(Collected data)
:::
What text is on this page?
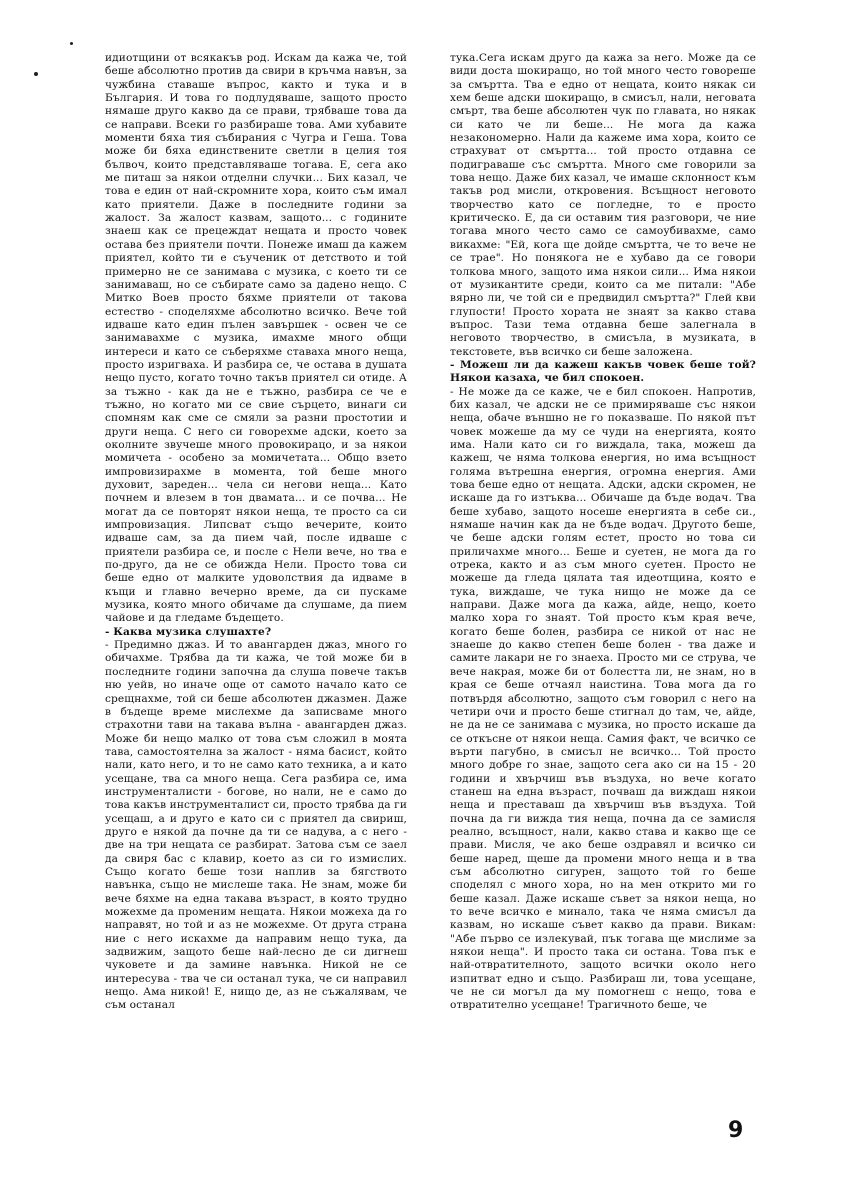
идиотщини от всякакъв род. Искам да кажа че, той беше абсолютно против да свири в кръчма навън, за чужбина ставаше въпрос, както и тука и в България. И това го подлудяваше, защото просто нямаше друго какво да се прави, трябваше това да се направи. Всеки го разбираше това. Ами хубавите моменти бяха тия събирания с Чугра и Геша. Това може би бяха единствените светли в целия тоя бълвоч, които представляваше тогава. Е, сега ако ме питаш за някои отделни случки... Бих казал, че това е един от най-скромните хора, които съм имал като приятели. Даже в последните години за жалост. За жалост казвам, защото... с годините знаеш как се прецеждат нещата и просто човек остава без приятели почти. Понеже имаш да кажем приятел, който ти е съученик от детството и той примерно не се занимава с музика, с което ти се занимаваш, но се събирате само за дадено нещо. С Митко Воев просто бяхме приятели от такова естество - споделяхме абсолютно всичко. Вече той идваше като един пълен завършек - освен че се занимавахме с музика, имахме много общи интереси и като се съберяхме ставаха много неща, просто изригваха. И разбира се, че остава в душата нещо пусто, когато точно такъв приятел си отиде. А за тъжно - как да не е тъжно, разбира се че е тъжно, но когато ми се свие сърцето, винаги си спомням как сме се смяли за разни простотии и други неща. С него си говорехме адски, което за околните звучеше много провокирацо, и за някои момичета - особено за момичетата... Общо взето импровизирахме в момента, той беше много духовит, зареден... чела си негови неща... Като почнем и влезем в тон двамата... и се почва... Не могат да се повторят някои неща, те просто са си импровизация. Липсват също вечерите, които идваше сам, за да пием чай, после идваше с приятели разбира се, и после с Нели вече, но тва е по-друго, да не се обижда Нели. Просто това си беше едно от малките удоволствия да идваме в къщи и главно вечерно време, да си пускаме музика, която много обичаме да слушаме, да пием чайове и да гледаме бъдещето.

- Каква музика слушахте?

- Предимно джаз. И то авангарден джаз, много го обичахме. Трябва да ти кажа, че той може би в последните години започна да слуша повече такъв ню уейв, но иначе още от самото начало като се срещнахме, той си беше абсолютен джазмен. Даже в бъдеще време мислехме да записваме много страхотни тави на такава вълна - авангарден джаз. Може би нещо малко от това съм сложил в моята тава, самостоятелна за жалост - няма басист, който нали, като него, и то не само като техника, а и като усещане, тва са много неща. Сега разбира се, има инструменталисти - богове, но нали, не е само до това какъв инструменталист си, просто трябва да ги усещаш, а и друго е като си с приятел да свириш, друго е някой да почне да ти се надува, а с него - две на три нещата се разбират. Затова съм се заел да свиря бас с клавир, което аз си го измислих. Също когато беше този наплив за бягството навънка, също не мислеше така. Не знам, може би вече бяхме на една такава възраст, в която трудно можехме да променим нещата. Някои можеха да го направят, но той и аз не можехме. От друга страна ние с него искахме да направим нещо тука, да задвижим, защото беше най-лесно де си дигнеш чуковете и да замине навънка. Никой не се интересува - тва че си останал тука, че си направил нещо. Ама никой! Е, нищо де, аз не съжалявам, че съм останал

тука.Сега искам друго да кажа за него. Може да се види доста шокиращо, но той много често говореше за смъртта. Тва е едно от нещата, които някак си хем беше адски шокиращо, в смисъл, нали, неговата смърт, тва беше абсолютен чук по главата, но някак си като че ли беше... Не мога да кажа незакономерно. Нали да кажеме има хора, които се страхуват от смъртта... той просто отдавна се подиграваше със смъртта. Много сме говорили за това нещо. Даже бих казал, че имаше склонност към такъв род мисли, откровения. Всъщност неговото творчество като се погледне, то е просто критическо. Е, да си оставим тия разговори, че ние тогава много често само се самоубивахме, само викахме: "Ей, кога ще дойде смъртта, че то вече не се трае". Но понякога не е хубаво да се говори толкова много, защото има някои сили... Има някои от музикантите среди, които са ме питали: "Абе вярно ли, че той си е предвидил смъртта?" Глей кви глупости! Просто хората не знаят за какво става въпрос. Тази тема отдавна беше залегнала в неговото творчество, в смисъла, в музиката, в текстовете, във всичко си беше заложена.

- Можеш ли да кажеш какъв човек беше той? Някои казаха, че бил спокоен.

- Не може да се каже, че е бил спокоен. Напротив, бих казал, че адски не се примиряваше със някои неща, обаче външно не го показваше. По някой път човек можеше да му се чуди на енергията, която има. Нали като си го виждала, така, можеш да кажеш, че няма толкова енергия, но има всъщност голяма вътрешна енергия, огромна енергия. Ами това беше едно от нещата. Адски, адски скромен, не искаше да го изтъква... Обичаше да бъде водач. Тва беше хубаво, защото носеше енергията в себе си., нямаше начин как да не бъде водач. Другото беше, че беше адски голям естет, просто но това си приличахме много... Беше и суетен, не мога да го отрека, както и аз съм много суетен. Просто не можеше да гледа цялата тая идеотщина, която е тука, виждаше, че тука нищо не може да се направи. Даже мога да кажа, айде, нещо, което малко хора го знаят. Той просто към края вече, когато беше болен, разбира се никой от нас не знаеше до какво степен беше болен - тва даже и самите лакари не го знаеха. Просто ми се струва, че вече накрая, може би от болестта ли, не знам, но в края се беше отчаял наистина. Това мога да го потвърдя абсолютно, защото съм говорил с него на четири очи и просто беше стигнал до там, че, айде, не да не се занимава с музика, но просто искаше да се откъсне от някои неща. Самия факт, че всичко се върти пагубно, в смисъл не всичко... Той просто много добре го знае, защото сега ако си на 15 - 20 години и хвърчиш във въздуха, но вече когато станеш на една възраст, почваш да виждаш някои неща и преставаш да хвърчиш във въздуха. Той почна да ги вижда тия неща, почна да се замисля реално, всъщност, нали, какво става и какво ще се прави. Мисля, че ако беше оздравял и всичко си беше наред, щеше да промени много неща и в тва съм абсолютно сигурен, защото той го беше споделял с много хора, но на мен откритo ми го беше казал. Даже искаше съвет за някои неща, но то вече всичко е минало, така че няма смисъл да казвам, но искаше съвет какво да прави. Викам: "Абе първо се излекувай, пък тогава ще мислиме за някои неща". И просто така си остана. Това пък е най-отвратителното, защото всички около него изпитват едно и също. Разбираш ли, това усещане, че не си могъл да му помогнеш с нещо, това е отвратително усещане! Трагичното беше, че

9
:::
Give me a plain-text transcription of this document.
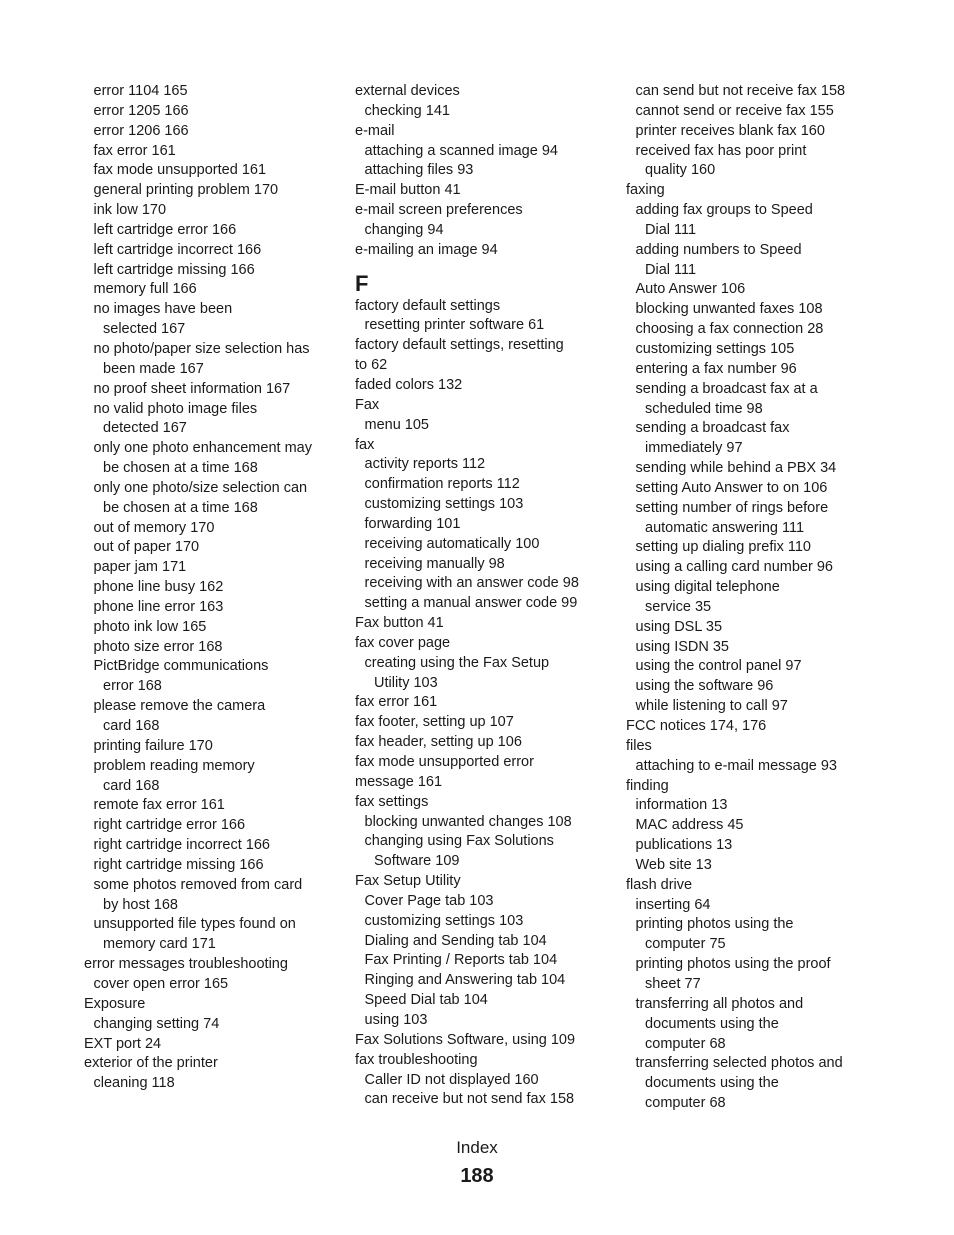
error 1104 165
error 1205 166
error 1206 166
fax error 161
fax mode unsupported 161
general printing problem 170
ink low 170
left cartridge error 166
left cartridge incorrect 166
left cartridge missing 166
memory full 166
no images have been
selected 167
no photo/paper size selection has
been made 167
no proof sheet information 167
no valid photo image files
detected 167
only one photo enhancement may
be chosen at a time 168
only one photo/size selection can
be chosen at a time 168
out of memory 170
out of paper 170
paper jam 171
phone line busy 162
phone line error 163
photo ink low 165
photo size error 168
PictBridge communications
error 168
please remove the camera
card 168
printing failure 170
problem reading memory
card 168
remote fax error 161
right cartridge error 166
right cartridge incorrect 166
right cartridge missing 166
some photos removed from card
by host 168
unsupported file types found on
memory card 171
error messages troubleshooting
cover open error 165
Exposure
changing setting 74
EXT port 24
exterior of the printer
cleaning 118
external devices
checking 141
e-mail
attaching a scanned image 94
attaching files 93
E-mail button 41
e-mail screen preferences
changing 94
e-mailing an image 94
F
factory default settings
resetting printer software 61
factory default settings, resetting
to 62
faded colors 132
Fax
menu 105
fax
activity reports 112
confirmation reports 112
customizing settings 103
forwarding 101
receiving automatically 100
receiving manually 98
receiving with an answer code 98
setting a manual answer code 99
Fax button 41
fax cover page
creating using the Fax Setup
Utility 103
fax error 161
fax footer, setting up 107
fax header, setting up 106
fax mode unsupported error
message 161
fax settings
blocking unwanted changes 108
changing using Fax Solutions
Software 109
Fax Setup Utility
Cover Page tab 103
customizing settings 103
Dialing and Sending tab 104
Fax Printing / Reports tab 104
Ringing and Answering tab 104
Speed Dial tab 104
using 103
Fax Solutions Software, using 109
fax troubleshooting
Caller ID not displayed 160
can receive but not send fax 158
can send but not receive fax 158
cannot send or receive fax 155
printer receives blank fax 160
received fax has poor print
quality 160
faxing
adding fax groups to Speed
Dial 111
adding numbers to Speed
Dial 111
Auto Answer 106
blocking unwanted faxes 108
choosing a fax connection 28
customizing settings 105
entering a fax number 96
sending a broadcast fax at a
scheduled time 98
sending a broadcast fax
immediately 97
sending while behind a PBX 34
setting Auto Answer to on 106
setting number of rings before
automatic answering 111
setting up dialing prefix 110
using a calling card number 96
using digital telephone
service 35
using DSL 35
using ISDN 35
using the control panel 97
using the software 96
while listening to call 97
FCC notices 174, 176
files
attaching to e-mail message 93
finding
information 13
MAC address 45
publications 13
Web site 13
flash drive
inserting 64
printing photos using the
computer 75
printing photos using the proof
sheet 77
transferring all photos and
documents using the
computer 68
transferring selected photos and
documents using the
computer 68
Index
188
:::
Work to complete: Determine how many lines in the data above contain the string "proof". Give nothing except the number.

Result of the task: 2